▸ **DESCRIPTION OF THE TASK**: Using the listing below, report all lines holding the word "doubled".

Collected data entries

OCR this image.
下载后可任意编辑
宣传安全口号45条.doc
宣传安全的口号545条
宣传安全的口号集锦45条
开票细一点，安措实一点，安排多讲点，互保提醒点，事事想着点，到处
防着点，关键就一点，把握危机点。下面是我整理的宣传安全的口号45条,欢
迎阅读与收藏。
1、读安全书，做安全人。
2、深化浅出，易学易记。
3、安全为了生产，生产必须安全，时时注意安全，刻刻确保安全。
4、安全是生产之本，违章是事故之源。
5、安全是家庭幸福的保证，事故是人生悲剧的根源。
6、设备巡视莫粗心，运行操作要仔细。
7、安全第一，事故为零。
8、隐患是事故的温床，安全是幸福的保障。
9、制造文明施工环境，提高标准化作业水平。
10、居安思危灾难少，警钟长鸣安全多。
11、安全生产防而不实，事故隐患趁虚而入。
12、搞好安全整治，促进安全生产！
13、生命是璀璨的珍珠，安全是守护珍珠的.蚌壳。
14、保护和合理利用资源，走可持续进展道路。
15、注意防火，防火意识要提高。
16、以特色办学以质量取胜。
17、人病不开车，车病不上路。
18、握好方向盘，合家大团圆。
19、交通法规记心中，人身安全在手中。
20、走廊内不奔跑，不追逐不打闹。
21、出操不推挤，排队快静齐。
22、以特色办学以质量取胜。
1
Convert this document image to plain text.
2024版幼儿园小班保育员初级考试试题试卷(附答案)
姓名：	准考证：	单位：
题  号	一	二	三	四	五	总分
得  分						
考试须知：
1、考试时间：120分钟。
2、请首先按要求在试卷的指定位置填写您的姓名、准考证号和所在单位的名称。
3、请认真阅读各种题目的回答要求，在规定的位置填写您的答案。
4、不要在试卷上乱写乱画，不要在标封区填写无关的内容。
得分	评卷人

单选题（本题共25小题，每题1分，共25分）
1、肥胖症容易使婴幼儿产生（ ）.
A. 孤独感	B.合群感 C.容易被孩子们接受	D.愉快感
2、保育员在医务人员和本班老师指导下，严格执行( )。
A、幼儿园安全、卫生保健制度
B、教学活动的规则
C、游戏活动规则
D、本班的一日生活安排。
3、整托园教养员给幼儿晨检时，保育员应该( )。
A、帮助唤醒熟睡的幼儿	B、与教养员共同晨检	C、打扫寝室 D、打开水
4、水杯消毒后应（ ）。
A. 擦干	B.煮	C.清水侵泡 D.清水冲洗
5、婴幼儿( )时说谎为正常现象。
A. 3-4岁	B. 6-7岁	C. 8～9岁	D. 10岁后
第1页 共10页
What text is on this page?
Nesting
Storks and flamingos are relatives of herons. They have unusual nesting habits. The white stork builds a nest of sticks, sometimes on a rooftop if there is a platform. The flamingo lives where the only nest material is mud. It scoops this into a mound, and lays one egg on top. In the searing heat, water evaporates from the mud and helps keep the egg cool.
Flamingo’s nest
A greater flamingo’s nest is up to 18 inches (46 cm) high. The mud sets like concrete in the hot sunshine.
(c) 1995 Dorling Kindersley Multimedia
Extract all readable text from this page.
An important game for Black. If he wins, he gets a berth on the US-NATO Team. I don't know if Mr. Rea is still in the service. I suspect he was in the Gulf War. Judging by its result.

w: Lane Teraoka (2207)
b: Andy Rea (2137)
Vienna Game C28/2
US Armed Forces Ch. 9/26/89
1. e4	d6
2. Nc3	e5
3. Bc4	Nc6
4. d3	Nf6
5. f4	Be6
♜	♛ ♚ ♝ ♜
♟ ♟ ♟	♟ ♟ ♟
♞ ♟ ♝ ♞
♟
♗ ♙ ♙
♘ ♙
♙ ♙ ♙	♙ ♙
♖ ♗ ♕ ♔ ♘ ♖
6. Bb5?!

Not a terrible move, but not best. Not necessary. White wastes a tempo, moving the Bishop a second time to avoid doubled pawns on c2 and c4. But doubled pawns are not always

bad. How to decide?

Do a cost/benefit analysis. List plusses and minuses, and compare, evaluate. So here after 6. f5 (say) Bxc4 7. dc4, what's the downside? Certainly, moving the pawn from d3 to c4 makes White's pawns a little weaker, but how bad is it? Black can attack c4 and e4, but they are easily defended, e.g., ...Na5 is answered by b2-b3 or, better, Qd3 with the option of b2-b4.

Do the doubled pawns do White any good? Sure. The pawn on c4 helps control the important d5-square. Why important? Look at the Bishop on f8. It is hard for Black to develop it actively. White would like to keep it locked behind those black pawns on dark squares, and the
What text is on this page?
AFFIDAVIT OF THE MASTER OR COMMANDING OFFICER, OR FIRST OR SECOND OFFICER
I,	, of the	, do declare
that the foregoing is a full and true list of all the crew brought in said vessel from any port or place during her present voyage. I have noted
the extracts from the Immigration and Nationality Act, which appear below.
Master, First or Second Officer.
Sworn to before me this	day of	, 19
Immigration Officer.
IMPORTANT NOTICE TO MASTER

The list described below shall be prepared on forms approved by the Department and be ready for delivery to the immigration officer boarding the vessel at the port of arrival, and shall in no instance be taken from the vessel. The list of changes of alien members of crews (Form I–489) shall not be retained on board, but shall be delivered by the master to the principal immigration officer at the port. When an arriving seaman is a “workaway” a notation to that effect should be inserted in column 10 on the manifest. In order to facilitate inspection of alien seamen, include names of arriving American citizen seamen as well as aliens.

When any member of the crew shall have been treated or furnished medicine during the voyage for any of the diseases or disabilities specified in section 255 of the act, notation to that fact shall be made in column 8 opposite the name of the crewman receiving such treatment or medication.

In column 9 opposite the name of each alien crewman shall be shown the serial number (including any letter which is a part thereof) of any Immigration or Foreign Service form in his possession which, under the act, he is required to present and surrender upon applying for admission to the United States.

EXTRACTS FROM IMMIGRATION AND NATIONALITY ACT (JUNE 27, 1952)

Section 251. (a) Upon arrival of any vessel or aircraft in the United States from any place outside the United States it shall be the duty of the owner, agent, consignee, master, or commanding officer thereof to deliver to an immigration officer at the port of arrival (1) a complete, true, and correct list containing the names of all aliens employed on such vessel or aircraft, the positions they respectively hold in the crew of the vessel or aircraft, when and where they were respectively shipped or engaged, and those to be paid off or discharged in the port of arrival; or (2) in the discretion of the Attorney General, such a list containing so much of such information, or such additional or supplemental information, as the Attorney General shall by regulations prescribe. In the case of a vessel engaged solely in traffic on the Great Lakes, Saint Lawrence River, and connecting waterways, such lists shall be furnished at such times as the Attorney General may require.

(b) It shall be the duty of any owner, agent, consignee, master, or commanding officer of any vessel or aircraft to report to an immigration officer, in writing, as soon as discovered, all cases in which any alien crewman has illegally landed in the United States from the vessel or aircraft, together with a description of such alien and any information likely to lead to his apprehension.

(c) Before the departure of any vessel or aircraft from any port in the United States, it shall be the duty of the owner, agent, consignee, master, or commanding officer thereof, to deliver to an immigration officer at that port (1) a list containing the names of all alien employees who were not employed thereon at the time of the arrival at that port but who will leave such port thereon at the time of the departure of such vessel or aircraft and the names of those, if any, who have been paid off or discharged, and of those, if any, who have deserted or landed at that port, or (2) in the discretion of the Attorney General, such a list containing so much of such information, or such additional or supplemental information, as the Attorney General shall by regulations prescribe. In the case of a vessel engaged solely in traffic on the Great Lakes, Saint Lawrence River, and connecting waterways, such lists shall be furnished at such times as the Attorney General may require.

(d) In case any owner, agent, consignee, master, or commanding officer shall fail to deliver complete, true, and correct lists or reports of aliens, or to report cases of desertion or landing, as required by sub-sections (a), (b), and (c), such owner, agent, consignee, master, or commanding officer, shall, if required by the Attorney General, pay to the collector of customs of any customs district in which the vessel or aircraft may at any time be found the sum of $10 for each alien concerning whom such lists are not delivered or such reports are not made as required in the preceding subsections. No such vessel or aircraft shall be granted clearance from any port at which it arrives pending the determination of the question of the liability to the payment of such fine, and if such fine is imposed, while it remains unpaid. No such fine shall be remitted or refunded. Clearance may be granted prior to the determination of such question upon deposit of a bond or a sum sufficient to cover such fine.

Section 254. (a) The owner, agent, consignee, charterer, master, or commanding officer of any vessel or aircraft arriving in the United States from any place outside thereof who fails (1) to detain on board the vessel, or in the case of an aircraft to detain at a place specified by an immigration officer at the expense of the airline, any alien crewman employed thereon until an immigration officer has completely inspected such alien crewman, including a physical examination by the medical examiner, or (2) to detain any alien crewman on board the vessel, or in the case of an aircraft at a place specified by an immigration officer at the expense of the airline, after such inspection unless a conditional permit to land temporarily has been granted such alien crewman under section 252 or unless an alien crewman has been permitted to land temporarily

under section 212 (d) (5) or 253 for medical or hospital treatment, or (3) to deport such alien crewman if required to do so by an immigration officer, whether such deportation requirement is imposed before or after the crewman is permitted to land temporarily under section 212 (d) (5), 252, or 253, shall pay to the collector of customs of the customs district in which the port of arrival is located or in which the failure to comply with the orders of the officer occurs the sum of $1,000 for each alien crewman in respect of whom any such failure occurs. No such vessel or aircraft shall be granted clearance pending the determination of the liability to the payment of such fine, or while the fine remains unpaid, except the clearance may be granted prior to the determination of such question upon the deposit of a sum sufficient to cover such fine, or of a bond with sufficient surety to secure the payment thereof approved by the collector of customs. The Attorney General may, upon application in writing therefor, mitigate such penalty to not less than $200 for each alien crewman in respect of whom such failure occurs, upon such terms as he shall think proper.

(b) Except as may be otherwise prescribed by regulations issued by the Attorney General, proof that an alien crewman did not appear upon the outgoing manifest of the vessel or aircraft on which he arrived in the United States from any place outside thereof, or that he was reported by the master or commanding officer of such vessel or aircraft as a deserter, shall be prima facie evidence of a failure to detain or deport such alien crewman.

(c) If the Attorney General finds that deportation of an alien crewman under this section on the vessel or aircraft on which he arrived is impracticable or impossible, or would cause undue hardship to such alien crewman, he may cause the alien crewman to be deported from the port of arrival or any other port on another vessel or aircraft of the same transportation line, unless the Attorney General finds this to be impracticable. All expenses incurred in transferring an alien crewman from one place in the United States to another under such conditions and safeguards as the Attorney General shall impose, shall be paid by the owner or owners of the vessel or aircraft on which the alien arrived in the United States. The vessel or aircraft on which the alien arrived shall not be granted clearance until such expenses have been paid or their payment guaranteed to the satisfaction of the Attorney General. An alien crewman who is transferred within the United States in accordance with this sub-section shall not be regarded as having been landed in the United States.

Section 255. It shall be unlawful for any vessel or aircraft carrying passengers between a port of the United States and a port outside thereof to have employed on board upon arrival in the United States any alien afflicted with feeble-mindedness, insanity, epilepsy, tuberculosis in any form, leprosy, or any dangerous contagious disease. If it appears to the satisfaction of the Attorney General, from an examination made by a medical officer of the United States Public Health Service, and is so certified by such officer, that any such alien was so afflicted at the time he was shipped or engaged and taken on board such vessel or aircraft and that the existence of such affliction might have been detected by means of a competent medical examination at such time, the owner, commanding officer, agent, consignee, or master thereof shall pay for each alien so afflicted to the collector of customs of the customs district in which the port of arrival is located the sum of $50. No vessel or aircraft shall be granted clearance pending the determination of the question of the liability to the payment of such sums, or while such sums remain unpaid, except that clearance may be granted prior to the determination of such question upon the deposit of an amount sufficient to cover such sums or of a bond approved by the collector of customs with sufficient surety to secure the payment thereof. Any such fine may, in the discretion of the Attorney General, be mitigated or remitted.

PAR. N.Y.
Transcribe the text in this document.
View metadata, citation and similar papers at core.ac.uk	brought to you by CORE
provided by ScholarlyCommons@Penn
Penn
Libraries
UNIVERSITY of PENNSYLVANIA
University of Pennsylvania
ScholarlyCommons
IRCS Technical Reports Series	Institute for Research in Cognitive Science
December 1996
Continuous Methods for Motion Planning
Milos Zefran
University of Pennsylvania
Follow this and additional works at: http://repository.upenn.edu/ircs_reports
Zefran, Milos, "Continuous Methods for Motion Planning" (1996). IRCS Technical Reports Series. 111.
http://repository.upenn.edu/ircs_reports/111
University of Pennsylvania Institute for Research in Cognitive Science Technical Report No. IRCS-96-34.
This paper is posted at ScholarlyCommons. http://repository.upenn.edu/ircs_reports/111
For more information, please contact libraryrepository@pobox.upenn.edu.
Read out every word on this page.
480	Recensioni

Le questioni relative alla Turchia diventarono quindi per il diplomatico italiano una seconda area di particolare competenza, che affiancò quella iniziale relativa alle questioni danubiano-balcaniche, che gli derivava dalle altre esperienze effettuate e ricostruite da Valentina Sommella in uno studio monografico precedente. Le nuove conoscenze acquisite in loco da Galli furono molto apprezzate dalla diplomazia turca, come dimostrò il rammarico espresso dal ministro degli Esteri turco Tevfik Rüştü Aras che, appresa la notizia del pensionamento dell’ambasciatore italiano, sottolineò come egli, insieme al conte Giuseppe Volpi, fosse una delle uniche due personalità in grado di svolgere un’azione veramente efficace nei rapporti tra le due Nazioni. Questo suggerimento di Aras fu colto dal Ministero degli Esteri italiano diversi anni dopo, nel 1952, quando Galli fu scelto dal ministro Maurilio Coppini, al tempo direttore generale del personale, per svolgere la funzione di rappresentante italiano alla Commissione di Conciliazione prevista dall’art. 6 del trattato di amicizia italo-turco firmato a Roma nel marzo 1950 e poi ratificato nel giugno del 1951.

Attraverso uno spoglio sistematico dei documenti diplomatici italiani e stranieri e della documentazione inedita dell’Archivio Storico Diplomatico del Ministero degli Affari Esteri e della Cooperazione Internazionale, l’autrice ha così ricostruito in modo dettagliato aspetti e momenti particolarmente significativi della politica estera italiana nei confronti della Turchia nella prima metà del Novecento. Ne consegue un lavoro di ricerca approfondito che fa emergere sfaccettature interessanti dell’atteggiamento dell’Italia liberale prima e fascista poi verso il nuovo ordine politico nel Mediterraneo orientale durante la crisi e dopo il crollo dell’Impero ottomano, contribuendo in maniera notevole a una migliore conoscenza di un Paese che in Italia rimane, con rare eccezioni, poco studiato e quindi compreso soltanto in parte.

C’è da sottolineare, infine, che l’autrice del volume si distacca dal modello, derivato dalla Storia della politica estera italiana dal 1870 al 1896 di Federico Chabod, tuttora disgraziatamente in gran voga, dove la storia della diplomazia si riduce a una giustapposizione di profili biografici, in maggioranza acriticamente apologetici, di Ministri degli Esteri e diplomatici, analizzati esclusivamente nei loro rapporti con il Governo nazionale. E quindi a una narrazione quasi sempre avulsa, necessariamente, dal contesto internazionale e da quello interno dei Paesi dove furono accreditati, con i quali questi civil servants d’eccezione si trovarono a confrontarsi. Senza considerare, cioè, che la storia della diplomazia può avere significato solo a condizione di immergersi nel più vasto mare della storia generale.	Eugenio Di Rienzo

▸ **SOLUTION FOR THIS EXERCISE**:
Not a terrible move, but not best. Not necessary. White wastes a tempo, moving the Bishop a second time to avoid doubled pawns on c2 and c4. But doubled pawns are not always
Do the doubled pawns do White any good? Sure. The pawn on c4 helps control the important d5-square. Why important? Look at the Bishop on f8. It is hard for Black to develop it actively. White would like to keep it locked behind those black pawns on dark squares, and the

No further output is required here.